Excerpt from a dataset
— Begin —

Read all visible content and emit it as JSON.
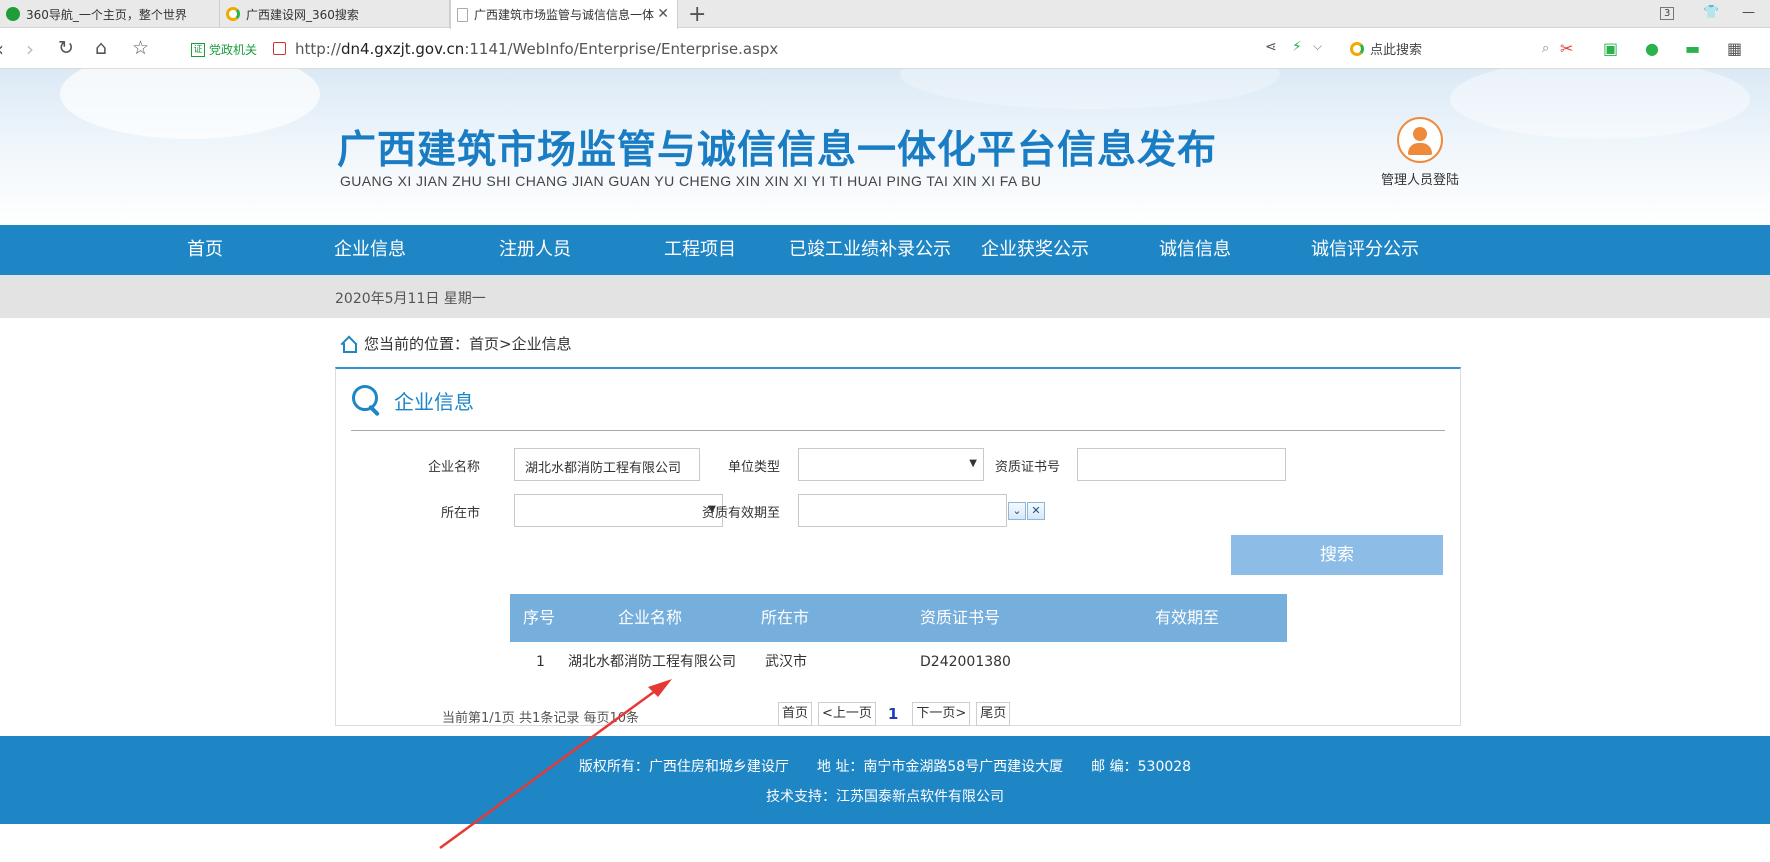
{
  "browser": {
    "tabs": [
      {
        "title": "360导航_一个主页，整个世界",
        "icon_color": "#1f9d3a"
      },
      {
        "title": "广西建设网_360搜索",
        "icon_color": "#f2a900"
      },
      {
        "title": "广西建筑市场监管与诚信信息一体化",
        "icon_color": "#cccccc"
      }
    ],
    "new_tab": "+",
    "tab_count": "3",
    "gov_badge": "党政机关",
    "url_prefix": "http://",
    "url_host": "dn4.gxzjt.gov.cn",
    "url_path": ":1141/WebInfo/Enterprise/Enterprise.aspx",
    "search_placeholder": "点此搜索"
  },
  "header": {
    "title": "广西建筑市场监管与诚信信息一体化平台信息发布",
    "subtitle": "GUANG XI JIAN ZHU SHI CHANG JIAN GUAN YU CHENG XIN XIN XI YI TI HUAI PING TAI XIN XI FA BU",
    "admin_login": "管理人员登陆"
  },
  "nav": [
    "首页",
    "企业信息",
    "注册人员",
    "工程项目",
    "已竣工业绩补录公示",
    "企业获奖公示",
    "诚信信息",
    "诚信评分公示"
  ],
  "date": "2020年5月11日 星期一",
  "breadcrumb": {
    "prefix": "您当前的位置：",
    "home": "首页",
    "separator": " >",
    "current": "企业信息"
  },
  "panel": {
    "title": "企业信息",
    "form": {
      "company_name_label": "企业名称",
      "company_name_value": "湖北水都消防工程有限公司",
      "unit_type_label": "单位类型",
      "unit_type_value": "",
      "cert_no_label": "资质证书号",
      "cert_no_value": "",
      "city_label": "所在市",
      "city_value": "",
      "valid_until_label": "资质有效期至",
      "valid_until_value": "",
      "dropdown_btn": "⌄",
      "clear_btn": "✕",
      "search_button": "搜索"
    },
    "table": {
      "headers": [
        "序号",
        "企业名称",
        "所在市",
        "资质证书号",
        "有效期至"
      ],
      "rows": [
        [
          "1",
          "湖北水都消防工程有限公司",
          "武汉市",
          "D242001380",
          ""
        ]
      ]
    },
    "pager": {
      "info": "当前第1/1页 共1条记录 每页10条",
      "first": "首页",
      "prev": "<上一页",
      "current": "1",
      "next": "下一页>",
      "last": "尾页"
    }
  },
  "footer": {
    "line1": "版权所有：广西住房和城乡建设厅　　地 址：南宁市金湖路58号广西建设大厦　　邮 编：530028",
    "line2": "技术支持：江苏国泰新点软件有限公司"
  },
  "colors": {
    "primary": "#1f86c6",
    "table_header": "#76aedc",
    "search_button": "#8dbde6",
    "annotation_arrow": "#e53935"
  }
}
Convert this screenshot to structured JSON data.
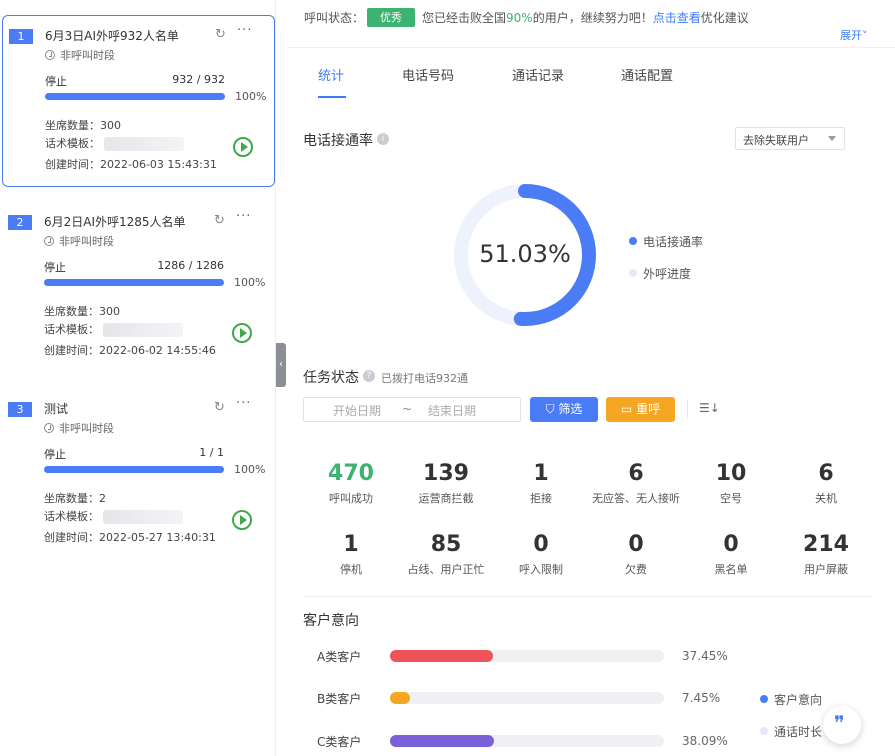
{
  "status": {
    "label": "呼叫状态：",
    "badge": "优秀",
    "msg_pre": "您已经击败全国",
    "msg_pct": "90%",
    "msg_post": "的用户，继续努力吧！",
    "link": "点击查看",
    "link_post": "优化建议",
    "expand": "展开",
    "badge_color": "#3cb371"
  },
  "tasks": [
    {
      "index": "1",
      "title": "6月3日AI外呼932人名单",
      "period": "非呼叫时段",
      "state": "停止",
      "count": "932 / 932",
      "progress": "100%",
      "progress_value": 1.0,
      "seats_label": "坐席数量：",
      "seats": "300",
      "template_label": "话术模板：",
      "created_label": "创建时间：",
      "created": "2022-06-03 15:43:31"
    },
    {
      "index": "2",
      "title": "6月2日AI外呼1285人名单",
      "period": "非呼叫时段",
      "state": "停止",
      "count": "1286 / 1286",
      "progress": "100%",
      "progress_value": 1.0,
      "seats_label": "坐席数量：",
      "seats": "300",
      "template_label": "话术模板：",
      "created_label": "创建时间：",
      "created": "2022-06-02 14:55:46"
    },
    {
      "index": "3",
      "title": "测试",
      "period": "非呼叫时段",
      "state": "停止",
      "count": "1 / 1",
      "progress": "100%",
      "progress_value": 1.0,
      "seats_label": "坐席数量：",
      "seats": "2",
      "template_label": "话术模板：",
      "created_label": "创建时间：",
      "created": "2022-05-27 13:40:31"
    }
  ],
  "tabs": [
    "统计",
    "电话号码",
    "通话记录",
    "通话配置"
  ],
  "connect": {
    "title": "电话接通率",
    "select": "去除失联用户",
    "value_text": "51.03%",
    "value": 51.03,
    "legend_a": "电话接通率",
    "legend_b": "外呼进度",
    "color_a": "#4a7cf6",
    "color_b": "#eef2fd"
  },
  "task_status": {
    "title": "任务状态",
    "note": "已拨打电话932通",
    "date_start": "开始日期",
    "date_sep": "~",
    "date_end": "结束日期",
    "filter": "筛选",
    "redial": "重呼",
    "stats": [
      {
        "v": "470",
        "l": "呼叫成功"
      },
      {
        "v": "139",
        "l": "运营商拦截"
      },
      {
        "v": "1",
        "l": "拒接"
      },
      {
        "v": "6",
        "l": "无应答、无人接听"
      },
      {
        "v": "10",
        "l": "空号"
      },
      {
        "v": "6",
        "l": "关机"
      },
      {
        "v": "1",
        "l": "停机"
      },
      {
        "v": "85",
        "l": "占线、用户正忙"
      },
      {
        "v": "0",
        "l": "呼入限制"
      },
      {
        "v": "0",
        "l": "欠费"
      },
      {
        "v": "0",
        "l": "黑名单"
      },
      {
        "v": "214",
        "l": "用户屏蔽"
      }
    ]
  },
  "intent": {
    "title": "客户意向",
    "rows": [
      {
        "label": "A类客户",
        "pct": "37.45%",
        "value": 37.45,
        "color": "#f0525a"
      },
      {
        "label": "B类客户",
        "pct": "7.45%",
        "value": 7.45,
        "color": "#f5a623"
      },
      {
        "label": "C类客户",
        "pct": "38.09%",
        "value": 38.09,
        "color": "#7b61d9"
      }
    ],
    "legend_a": "客户意向",
    "legend_b": "通话时长"
  }
}
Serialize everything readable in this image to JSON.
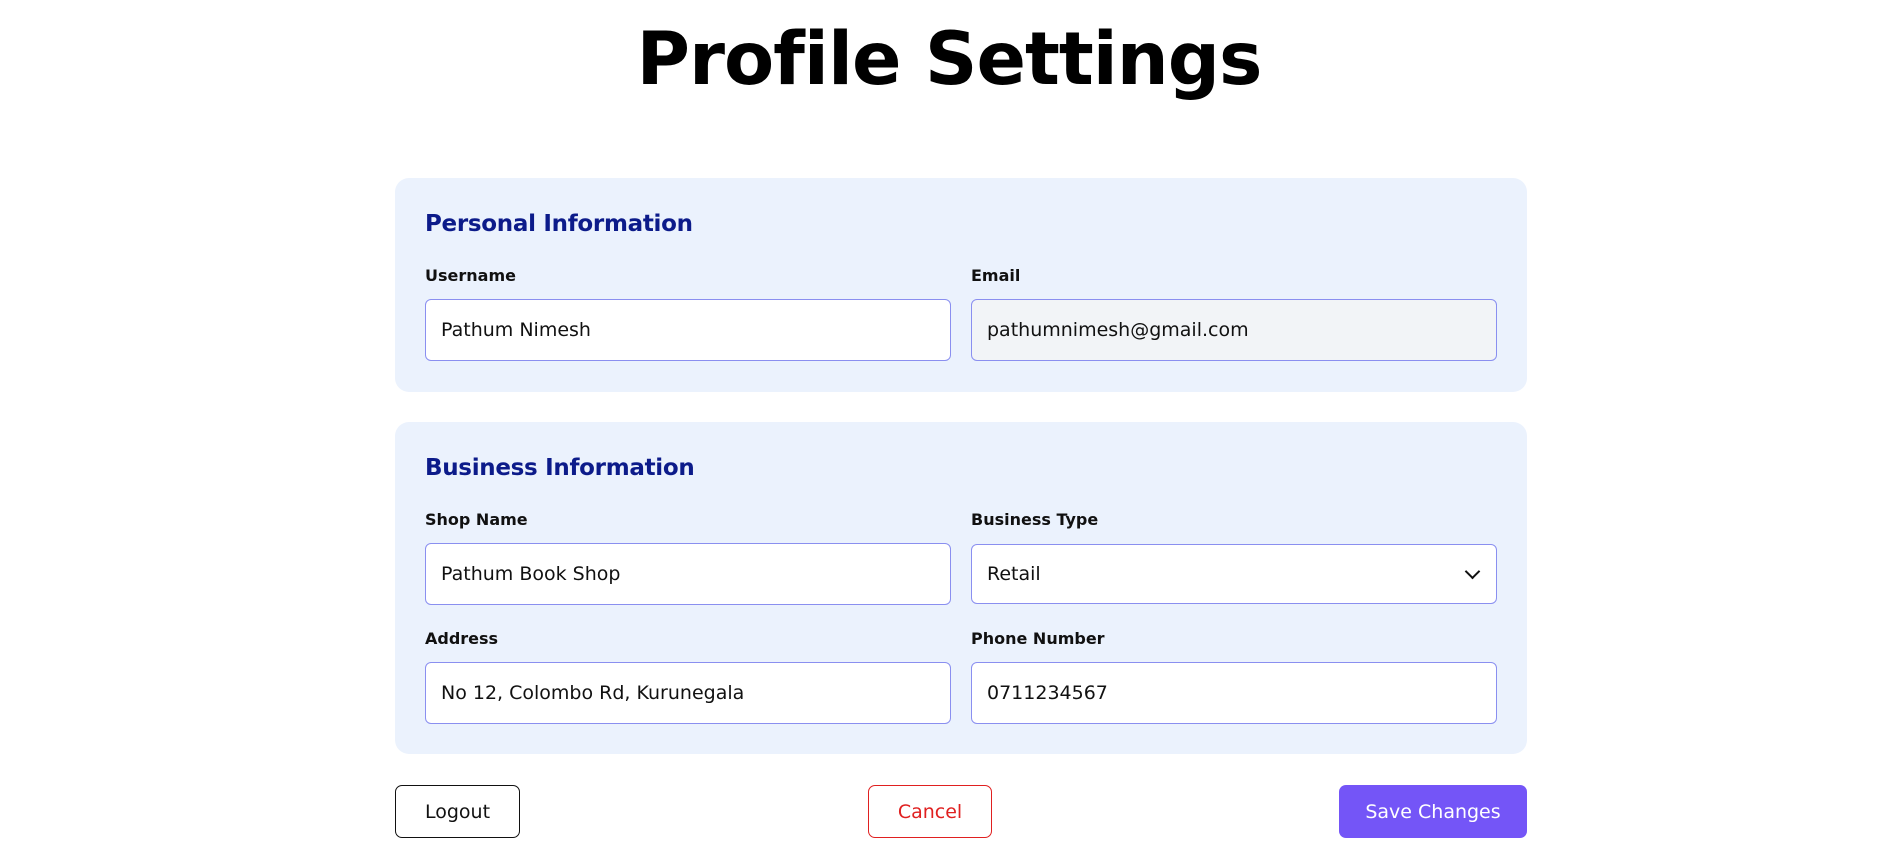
{
  "page": {
    "title": "Profile Settings"
  },
  "personal": {
    "title": "Personal Information",
    "username": {
      "label": "Username",
      "value": "Pathum Nimesh"
    },
    "email": {
      "label": "Email",
      "value": "pathumnimesh@gmail.com"
    }
  },
  "business": {
    "title": "Business Information",
    "shop_name": {
      "label": "Shop Name",
      "value": "Pathum Book Shop"
    },
    "business_type": {
      "label": "Business Type",
      "value": "Retail"
    },
    "address": {
      "label": "Address",
      "value": "No 12, Colombo Rd, Kurunegala"
    },
    "phone": {
      "label": "Phone Number",
      "value": "0711234567"
    }
  },
  "actions": {
    "logout_label": "Logout",
    "cancel_label": "Cancel",
    "save_label": "Save Changes"
  },
  "colors": {
    "card_background": "#ebf2fd",
    "section_title": "#0c1b8a",
    "input_border": "#8a8ff0",
    "cancel": "#e02020",
    "save_button": "#7455f7"
  }
}
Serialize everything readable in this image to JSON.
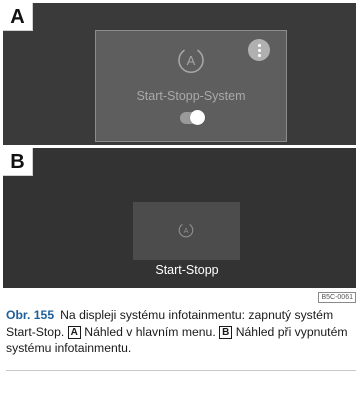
{
  "panel_a": {
    "label": "A",
    "tile_title": "Start-Stopp-System",
    "icon": "start-stop-icon",
    "menu_icon": "more-vertical-icon",
    "toggle_state": "on"
  },
  "panel_b": {
    "label": "B",
    "tile_label": "Start-Stopp",
    "icon": "start-stop-icon"
  },
  "figure_id": "B5C-0061",
  "caption": {
    "number": "Obr. 155",
    "part1": "Na displeji systému infotainmentu: zapnutý systém Start-Stop.",
    "tag_a": "A",
    "part2": "Náhled v hlavním menu.",
    "tag_b": "B",
    "part3": "Náhled při vypnutém systému infotainmentu."
  },
  "colors": {
    "panel_a_bg": "#3a3a3a",
    "panel_b_bg": "#333333",
    "caption_number": "#1f5f9a"
  }
}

— End —

_Given instruction:_
Every line above that contains the word "systému" should be reported.

_Answer below:_
    "part1": "Na displeji systému infotainmentu: zapnutý systém Start-Stop.",
    "part3": "Náhled při vypnutém systému infotainmentu."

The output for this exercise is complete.